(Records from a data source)

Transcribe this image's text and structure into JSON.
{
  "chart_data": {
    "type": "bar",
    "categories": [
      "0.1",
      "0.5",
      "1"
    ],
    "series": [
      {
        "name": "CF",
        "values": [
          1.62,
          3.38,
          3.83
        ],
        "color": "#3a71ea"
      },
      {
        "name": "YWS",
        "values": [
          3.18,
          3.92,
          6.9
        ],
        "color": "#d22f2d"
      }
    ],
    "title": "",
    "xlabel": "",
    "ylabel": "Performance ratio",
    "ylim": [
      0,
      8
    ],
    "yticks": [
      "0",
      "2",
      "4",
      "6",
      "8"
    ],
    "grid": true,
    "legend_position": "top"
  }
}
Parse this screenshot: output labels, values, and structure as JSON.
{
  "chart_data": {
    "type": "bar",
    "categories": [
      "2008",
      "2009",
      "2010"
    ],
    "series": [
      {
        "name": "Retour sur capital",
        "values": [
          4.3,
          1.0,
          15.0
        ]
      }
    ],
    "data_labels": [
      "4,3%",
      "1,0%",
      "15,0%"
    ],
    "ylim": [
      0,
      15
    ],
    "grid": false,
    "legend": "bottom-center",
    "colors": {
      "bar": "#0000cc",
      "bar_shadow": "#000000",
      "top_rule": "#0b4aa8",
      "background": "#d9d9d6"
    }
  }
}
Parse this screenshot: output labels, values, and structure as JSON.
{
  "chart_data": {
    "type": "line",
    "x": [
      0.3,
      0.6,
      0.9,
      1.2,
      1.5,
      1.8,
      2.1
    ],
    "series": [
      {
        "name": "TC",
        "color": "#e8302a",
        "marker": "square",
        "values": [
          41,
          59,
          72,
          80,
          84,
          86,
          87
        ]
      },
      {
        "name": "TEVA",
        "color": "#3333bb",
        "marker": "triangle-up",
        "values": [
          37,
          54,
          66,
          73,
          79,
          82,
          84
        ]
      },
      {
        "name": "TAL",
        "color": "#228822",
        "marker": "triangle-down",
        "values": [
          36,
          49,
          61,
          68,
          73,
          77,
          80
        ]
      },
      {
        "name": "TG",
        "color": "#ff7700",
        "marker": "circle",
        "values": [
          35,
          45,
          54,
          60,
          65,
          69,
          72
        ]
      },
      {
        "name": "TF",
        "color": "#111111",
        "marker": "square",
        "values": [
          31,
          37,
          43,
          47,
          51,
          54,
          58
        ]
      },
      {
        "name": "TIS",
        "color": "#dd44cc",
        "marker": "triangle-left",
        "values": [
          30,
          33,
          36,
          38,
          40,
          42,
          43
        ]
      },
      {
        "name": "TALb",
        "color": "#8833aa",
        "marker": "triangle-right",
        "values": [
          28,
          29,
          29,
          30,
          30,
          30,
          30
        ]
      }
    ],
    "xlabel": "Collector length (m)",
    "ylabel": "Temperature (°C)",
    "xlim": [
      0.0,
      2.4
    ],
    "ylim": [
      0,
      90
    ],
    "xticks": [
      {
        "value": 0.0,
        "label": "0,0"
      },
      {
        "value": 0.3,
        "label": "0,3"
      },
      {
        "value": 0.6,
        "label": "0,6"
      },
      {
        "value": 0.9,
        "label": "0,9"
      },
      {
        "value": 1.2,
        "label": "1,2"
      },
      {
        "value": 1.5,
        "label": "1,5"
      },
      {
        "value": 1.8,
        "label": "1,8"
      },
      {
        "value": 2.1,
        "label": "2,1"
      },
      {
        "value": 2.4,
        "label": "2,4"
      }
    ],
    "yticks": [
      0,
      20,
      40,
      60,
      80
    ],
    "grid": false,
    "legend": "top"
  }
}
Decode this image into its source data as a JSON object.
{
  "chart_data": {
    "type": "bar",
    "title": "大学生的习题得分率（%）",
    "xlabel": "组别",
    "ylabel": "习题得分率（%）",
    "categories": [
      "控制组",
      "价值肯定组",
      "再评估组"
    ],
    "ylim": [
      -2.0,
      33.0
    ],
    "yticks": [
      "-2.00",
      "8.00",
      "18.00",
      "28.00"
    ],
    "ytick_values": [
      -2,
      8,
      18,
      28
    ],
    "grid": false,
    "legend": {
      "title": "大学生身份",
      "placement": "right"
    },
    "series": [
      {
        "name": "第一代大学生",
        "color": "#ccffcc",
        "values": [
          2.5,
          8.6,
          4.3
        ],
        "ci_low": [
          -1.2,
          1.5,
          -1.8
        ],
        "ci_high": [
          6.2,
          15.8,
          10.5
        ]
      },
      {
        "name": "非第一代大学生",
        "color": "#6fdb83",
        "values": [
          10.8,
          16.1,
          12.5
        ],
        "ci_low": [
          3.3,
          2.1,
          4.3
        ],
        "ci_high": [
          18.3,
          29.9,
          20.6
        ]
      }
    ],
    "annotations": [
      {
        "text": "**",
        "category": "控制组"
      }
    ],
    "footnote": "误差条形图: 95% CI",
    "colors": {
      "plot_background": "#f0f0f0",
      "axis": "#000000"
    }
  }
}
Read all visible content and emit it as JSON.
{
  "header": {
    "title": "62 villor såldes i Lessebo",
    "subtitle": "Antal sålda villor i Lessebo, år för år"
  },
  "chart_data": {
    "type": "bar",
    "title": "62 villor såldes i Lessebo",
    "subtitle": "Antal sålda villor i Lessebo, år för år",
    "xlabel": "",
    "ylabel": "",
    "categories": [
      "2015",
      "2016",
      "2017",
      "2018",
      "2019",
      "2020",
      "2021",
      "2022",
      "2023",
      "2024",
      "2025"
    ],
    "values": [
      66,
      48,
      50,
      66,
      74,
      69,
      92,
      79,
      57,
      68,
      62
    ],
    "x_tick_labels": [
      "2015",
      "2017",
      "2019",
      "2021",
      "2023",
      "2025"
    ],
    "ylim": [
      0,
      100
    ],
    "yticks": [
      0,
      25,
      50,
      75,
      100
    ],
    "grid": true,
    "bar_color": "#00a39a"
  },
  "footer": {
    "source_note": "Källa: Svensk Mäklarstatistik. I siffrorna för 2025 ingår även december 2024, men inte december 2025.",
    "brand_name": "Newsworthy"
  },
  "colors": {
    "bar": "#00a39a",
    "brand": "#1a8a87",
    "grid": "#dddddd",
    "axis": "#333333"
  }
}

*EXERCISE*:
Extract, from the material above, each line holding the word "this".

*REPLY TO THE EXERCISE*:
Transcribe this image's text and structure into JSON.
Parse this screenshot: output labels, values, and structure as JSON.
Parse this screenshot: output labels, values, and structure as JSON.
Decode this image into its source data as a JSON object.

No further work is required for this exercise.